◆ GIVEN EXERCISE ◆
Draw out every line with the word "далее" from the listing below.
═════ DATASET ═════
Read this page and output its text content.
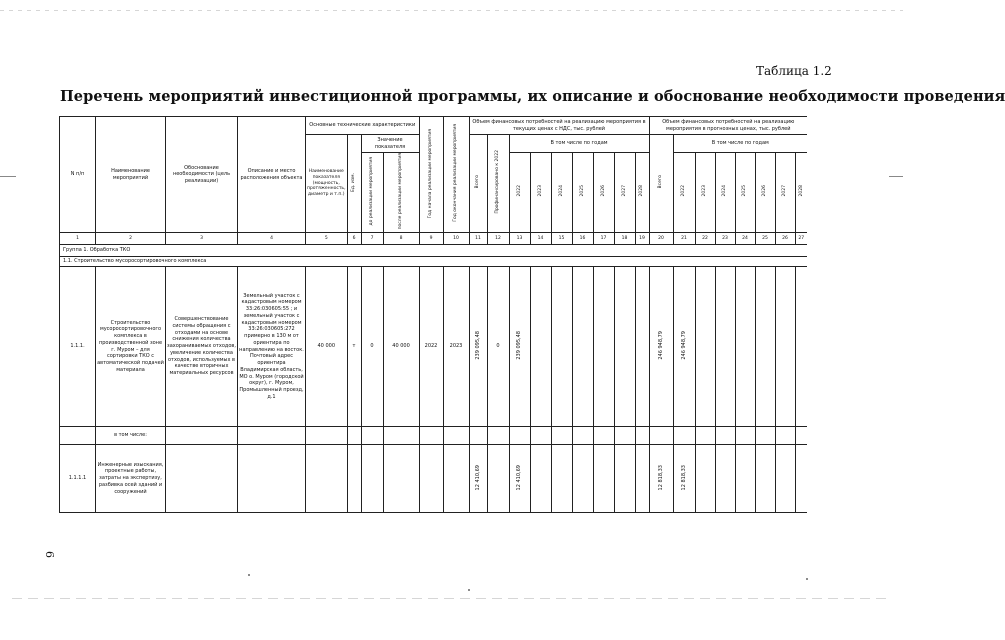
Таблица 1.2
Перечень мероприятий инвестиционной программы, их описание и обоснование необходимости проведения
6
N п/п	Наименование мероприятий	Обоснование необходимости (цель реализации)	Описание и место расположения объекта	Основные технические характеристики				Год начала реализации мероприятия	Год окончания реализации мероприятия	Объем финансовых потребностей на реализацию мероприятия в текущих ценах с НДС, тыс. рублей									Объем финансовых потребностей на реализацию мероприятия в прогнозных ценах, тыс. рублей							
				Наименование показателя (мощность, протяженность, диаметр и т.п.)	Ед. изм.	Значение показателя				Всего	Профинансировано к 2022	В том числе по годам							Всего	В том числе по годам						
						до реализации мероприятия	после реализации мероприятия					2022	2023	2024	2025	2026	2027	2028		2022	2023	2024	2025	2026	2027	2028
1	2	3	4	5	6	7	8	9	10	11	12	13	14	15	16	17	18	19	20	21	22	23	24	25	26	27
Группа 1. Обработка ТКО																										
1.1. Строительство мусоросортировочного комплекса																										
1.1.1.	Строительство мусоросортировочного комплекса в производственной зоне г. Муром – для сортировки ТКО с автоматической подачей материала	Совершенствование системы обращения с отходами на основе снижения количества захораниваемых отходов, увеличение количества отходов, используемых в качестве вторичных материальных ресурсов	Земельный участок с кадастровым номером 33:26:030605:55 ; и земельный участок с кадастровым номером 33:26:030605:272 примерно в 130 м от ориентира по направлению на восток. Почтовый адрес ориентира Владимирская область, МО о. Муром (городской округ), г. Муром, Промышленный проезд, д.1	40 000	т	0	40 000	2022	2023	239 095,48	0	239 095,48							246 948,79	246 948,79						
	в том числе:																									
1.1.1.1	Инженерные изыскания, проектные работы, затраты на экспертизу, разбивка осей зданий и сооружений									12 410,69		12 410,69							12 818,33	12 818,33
═════
═════ DATASET ═════
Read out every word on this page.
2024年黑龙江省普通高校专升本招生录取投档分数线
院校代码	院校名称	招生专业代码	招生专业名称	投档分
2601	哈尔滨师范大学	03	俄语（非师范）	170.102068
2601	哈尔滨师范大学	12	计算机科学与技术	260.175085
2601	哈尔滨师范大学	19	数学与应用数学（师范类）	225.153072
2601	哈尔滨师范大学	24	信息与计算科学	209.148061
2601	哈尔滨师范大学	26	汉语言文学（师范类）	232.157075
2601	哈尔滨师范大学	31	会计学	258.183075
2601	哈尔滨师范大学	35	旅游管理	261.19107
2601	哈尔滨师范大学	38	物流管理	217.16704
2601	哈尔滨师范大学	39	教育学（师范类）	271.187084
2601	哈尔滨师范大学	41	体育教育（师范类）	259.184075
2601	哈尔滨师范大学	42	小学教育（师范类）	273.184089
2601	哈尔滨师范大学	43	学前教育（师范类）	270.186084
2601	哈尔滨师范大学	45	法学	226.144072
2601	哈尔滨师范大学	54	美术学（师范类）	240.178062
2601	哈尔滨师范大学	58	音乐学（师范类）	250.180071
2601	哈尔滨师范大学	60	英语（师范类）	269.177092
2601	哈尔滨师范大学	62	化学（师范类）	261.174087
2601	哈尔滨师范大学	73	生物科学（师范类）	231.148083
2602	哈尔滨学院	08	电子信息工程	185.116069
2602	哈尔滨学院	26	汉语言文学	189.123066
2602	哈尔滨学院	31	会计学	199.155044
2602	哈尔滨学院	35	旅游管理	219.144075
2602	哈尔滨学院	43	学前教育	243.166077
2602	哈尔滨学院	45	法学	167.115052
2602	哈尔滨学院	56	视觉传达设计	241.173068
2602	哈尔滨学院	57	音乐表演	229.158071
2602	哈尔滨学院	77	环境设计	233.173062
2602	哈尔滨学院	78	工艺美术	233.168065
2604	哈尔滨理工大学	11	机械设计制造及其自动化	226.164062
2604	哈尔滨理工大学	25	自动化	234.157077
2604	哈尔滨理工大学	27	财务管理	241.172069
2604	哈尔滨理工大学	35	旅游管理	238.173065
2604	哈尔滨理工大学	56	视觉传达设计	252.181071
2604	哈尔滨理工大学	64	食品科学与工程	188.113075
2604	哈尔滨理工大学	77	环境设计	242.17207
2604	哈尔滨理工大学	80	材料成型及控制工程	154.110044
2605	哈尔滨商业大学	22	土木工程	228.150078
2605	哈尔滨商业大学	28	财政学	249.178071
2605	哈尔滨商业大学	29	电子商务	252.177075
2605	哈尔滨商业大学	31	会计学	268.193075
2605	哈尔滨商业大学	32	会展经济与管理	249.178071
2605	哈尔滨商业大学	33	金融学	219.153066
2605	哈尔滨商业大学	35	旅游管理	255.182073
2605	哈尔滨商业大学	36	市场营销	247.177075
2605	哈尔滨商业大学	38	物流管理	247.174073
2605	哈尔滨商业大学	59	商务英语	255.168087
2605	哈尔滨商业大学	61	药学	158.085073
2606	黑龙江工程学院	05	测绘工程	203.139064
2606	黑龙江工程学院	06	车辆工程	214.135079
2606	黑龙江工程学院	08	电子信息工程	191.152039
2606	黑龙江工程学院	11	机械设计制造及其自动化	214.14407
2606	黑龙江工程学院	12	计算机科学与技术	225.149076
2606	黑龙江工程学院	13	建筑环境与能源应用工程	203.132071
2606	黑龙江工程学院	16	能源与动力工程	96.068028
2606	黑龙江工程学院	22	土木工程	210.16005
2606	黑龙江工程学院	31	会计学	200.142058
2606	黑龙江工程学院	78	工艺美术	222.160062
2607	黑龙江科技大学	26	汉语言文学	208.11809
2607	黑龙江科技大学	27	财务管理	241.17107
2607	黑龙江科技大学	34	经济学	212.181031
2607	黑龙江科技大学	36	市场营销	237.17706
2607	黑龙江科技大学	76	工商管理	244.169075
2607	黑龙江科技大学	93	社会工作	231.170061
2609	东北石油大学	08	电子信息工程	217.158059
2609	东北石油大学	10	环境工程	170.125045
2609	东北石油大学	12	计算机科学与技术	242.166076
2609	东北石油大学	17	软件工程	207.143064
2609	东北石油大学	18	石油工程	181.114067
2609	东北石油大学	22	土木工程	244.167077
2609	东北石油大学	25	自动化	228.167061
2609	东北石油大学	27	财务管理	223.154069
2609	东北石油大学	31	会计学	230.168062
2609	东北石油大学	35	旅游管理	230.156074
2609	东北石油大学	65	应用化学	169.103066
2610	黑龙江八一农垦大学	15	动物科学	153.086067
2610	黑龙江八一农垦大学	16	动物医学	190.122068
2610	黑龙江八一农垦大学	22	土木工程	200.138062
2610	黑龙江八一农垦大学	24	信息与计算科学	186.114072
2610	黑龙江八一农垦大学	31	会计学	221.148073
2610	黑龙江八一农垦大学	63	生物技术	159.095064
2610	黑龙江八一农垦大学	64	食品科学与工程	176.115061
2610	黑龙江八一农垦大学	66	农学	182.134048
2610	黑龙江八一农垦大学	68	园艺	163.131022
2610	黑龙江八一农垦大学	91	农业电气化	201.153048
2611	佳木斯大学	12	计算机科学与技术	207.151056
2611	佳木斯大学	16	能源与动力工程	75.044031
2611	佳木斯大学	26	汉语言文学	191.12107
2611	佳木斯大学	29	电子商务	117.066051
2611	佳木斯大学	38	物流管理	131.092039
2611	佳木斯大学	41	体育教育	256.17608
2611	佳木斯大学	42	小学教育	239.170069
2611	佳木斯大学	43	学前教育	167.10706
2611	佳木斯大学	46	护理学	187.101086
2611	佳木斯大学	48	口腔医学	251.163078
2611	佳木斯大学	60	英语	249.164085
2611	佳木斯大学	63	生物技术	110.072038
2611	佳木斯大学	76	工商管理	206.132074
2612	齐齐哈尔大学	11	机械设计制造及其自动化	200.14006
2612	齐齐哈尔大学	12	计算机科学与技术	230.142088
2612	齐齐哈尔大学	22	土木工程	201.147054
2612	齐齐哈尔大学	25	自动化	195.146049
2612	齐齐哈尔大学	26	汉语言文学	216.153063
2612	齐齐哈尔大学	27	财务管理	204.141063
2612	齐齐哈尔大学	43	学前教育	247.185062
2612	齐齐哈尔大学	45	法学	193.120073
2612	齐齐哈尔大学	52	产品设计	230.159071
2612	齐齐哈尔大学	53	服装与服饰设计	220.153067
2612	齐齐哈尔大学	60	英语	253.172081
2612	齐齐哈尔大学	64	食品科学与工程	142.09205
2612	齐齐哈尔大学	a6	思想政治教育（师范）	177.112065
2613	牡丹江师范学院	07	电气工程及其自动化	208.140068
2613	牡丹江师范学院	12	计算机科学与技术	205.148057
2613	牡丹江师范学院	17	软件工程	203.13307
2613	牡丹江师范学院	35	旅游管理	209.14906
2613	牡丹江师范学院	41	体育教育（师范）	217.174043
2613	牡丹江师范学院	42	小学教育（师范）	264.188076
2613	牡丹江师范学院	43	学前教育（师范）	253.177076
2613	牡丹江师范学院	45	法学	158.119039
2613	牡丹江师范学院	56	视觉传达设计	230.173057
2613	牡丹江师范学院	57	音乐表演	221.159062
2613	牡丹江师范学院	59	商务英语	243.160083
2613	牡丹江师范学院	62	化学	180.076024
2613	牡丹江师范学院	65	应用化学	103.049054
═════
═════ DATASET ═════
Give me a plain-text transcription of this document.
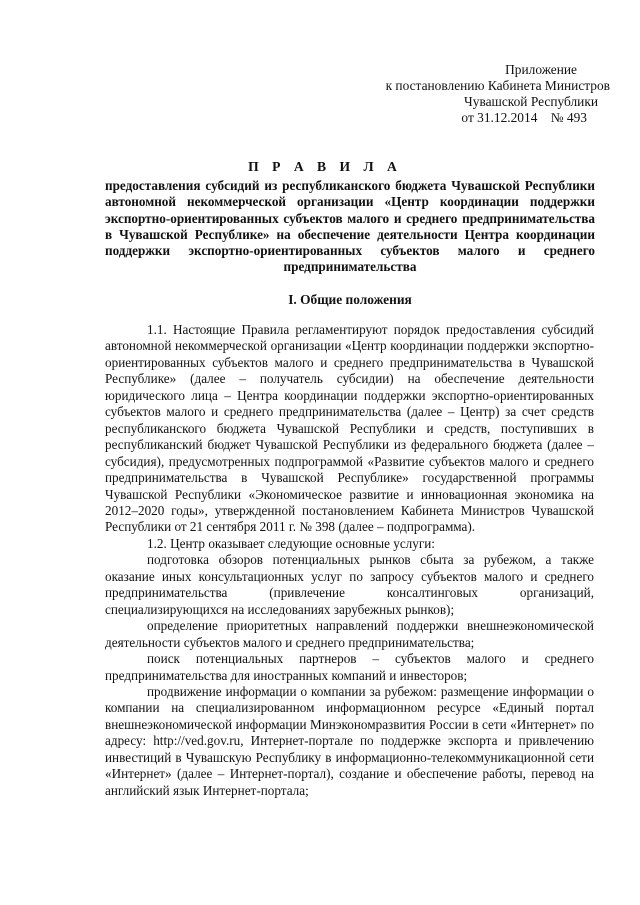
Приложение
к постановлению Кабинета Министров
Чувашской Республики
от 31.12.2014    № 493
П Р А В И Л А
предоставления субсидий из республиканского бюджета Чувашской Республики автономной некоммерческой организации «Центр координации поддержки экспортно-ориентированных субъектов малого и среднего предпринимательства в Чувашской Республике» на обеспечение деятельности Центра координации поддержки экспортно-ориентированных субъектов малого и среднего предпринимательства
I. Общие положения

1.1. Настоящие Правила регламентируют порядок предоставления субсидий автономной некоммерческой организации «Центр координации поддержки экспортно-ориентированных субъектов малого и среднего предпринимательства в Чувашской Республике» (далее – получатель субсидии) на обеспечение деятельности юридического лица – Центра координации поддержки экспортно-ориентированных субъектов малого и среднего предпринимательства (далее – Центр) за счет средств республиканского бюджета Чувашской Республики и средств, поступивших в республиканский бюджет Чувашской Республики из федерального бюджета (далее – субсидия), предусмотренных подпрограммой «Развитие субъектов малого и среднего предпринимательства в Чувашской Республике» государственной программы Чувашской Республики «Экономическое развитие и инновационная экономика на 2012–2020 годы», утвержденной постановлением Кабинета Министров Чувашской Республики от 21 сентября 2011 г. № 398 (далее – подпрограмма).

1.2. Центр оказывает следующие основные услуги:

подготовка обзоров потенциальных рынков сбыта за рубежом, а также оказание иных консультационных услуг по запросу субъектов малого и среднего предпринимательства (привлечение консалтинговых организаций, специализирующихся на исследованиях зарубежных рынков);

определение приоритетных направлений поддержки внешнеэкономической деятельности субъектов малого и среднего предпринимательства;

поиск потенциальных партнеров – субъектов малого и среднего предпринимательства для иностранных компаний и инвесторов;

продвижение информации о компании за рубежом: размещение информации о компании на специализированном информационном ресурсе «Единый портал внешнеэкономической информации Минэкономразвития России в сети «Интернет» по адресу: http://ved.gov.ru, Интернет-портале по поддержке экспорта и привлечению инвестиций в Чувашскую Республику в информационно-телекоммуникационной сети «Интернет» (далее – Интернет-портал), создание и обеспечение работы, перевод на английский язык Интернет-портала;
═════
◆ ANSWER TO THIS EXERCISE ◆
1.1. Настоящие Правила регламентируют порядок предоставления субсидий автономной некоммерческой организации «Центр координации поддержки экспортно-ориентированных субъектов малого и среднего предпринимательства в Чувашской Республике» (далее – получатель субсидии) на обеспечение деятельности юридического лица – Центра координации поддержки экспортно-ориентированных субъектов малого и среднего предпринимательства (далее – Центр) за счет средств республиканского бюджета Чувашской Республики и средств, поступивших в республиканский бюджет Чувашской Республики из федерального бюджета (далее – субсидия), предусмотренных подпрограммой «Развитие субъектов малого и среднего предпринимательства в Чувашской Республике» государственной программы Чувашской Республики «Экономическое развитие и инновационная экономика на 2012–2020 годы», утвержденной постановлением Кабинета Министров Чувашской Республики от 21 сентября 2011 г. № 398 (далее – подпрограмма).
продвижение информации о компании за рубежом: размещение информации о компании на специализированном информационном ресурсе «Единый портал внешнеэкономической информации Минэкономразвития России в сети «Интернет» по адресу: http://ved.gov.ru, Интернет-портале по поддержке экспорта и привлечению инвестиций в Чувашскую Республику в информационно-телекоммуникационной сети «Интернет» (далее – Интернет-портал), создание и обеспечение работы, перевод на английский язык Интернет-портала;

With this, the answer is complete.